Take the line that contains "Parse this chart" as the first and the last line of the material as the final one; set down exactly the lines in that span.

[Data records]:

------------------------------------------------------------

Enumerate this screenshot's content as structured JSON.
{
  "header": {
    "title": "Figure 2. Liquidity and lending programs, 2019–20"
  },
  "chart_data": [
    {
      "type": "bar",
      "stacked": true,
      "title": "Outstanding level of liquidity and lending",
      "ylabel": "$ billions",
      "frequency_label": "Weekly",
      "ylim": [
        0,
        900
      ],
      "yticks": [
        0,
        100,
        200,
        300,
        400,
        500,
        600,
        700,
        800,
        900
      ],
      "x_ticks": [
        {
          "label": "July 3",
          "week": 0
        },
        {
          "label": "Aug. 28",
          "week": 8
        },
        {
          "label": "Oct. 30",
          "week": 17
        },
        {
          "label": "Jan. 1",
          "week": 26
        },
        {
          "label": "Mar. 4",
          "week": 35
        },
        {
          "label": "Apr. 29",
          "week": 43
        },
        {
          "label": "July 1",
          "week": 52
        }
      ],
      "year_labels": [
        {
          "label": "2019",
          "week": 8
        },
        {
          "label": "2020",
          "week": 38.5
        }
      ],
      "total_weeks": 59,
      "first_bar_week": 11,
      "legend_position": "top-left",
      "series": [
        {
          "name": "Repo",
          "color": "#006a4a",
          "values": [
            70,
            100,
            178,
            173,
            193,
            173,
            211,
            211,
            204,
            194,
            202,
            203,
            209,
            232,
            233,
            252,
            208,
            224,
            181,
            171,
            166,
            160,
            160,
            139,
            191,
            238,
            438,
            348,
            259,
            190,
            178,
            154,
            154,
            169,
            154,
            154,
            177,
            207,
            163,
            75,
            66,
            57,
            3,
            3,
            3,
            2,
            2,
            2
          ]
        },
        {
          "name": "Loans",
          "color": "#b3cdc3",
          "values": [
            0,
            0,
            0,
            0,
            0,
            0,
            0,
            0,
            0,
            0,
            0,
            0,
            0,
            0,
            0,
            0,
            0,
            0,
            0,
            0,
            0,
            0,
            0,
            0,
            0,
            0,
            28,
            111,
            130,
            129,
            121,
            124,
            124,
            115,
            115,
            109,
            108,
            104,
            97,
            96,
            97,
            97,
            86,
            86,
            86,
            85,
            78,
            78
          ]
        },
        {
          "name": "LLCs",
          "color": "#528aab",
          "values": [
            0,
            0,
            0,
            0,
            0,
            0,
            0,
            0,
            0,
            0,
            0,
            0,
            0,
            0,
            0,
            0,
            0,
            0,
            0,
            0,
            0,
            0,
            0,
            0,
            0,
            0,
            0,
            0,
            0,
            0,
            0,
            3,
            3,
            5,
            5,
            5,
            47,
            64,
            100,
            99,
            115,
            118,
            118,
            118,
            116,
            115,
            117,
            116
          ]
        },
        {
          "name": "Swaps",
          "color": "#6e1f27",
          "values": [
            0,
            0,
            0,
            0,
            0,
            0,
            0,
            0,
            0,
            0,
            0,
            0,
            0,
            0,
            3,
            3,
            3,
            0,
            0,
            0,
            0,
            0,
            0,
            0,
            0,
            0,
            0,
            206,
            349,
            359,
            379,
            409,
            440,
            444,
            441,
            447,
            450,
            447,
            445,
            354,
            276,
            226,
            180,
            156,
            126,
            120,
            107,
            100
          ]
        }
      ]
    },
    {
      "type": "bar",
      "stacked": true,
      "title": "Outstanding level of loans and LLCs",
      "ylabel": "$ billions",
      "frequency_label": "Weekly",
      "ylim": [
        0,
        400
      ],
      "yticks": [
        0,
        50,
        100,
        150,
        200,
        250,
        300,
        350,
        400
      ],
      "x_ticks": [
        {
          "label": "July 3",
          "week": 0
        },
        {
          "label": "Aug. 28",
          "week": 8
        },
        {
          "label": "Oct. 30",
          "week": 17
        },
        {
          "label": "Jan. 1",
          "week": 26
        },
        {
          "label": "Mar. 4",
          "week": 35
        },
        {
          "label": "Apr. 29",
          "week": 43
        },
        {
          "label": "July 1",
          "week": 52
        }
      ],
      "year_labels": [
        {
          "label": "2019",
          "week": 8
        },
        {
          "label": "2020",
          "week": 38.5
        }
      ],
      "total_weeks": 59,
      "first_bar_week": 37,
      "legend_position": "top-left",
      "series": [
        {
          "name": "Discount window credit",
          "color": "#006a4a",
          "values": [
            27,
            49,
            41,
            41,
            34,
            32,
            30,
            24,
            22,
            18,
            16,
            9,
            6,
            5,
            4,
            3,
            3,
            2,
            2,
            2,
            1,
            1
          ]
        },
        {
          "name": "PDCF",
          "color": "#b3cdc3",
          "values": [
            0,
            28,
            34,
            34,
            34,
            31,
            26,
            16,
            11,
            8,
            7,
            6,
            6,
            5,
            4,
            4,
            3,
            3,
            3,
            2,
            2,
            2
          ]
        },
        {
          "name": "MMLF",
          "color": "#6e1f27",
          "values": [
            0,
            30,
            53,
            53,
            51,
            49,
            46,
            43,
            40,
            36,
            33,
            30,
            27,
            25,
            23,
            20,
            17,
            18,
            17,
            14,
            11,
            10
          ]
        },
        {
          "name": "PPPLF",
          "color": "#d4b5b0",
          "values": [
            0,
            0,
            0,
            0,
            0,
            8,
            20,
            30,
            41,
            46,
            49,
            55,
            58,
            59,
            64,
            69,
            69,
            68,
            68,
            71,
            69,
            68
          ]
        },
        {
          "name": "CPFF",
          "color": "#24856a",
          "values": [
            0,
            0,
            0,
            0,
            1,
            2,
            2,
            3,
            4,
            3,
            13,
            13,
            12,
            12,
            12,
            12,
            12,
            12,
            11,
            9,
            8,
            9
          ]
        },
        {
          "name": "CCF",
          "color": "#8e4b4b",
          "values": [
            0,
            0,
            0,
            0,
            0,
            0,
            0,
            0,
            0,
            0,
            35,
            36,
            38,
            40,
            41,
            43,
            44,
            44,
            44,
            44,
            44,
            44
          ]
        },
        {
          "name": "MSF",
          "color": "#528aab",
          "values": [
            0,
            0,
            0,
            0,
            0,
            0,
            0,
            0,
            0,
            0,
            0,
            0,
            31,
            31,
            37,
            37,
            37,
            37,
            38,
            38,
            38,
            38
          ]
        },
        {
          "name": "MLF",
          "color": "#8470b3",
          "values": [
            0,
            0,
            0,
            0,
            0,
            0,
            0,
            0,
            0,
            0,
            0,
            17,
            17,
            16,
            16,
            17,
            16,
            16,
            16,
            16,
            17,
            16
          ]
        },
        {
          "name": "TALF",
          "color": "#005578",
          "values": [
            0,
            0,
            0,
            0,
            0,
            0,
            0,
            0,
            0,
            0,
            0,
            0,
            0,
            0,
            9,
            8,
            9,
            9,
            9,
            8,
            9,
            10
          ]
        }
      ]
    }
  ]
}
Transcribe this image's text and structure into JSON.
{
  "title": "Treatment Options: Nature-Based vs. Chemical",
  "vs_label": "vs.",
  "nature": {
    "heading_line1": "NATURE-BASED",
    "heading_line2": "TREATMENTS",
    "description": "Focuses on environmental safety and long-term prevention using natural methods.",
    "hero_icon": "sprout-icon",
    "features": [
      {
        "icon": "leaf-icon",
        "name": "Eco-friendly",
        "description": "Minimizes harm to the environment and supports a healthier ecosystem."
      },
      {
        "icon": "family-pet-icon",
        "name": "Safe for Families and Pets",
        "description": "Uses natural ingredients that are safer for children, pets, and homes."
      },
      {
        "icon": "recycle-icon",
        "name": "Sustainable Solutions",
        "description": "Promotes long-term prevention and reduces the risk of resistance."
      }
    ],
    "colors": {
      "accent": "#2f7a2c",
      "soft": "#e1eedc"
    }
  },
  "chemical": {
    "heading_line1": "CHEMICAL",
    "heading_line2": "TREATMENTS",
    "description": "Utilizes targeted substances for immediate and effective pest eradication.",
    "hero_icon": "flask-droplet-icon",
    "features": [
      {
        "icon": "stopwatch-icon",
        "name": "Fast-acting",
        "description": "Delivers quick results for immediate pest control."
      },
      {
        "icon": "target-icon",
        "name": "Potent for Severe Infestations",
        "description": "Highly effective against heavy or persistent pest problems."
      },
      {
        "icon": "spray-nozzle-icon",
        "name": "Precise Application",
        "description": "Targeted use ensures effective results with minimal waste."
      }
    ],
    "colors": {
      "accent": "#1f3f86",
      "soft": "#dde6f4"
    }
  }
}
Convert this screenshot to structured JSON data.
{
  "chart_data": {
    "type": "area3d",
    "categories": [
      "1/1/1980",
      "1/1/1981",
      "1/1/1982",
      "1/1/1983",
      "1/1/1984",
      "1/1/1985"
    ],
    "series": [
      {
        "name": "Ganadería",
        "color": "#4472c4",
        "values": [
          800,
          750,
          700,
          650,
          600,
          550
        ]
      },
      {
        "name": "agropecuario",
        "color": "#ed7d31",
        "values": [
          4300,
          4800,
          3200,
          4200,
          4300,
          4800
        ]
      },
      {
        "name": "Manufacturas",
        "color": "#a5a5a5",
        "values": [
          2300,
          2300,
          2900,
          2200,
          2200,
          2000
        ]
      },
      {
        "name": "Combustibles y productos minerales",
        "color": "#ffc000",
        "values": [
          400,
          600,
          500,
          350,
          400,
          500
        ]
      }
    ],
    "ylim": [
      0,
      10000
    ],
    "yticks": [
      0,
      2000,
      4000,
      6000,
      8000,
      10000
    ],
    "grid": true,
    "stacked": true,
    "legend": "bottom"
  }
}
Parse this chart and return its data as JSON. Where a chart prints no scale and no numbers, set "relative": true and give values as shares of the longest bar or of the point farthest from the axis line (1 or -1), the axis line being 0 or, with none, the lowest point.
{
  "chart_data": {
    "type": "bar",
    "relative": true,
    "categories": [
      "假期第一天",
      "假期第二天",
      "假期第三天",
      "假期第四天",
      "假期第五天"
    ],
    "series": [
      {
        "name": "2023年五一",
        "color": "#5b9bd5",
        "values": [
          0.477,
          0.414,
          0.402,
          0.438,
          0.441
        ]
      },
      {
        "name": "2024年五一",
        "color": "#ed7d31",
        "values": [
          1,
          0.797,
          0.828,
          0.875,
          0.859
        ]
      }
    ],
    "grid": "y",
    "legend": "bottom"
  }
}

------------------------------------------------------------

[Complete answer]:
Parse this chart and return its data as JSON. Where a chart prints no scale and no numbers, set "relative": true and give values as shares of the longest bar or of the point farthest from the axis line (1 or -1), the axis line being 0 or, with none, the lowest point.
{
  "chart_data": {
    "type": "bar",
    "relative": true,
    "categories": [
      "假期第一天",
      "假期第二天",
      "假期第三天",
      "假期第四天",
      "假期第五天"
    ],
    "series": [
      {
        "name": "2023年五一",
        "color": "#5b9bd5",
        "values": [
          0.477,
          0.414,
          0.402,
          0.438,
          0.441
        ]
      },
      {
        "name": "2024年五一",
        "color": "#ed7d31",
        "values": [
          1,
          0.797,
          0.828,
          0.875,
          0.859
        ]
      }
    ],
    "grid": "y",
    "legend": "bottom"
  }
}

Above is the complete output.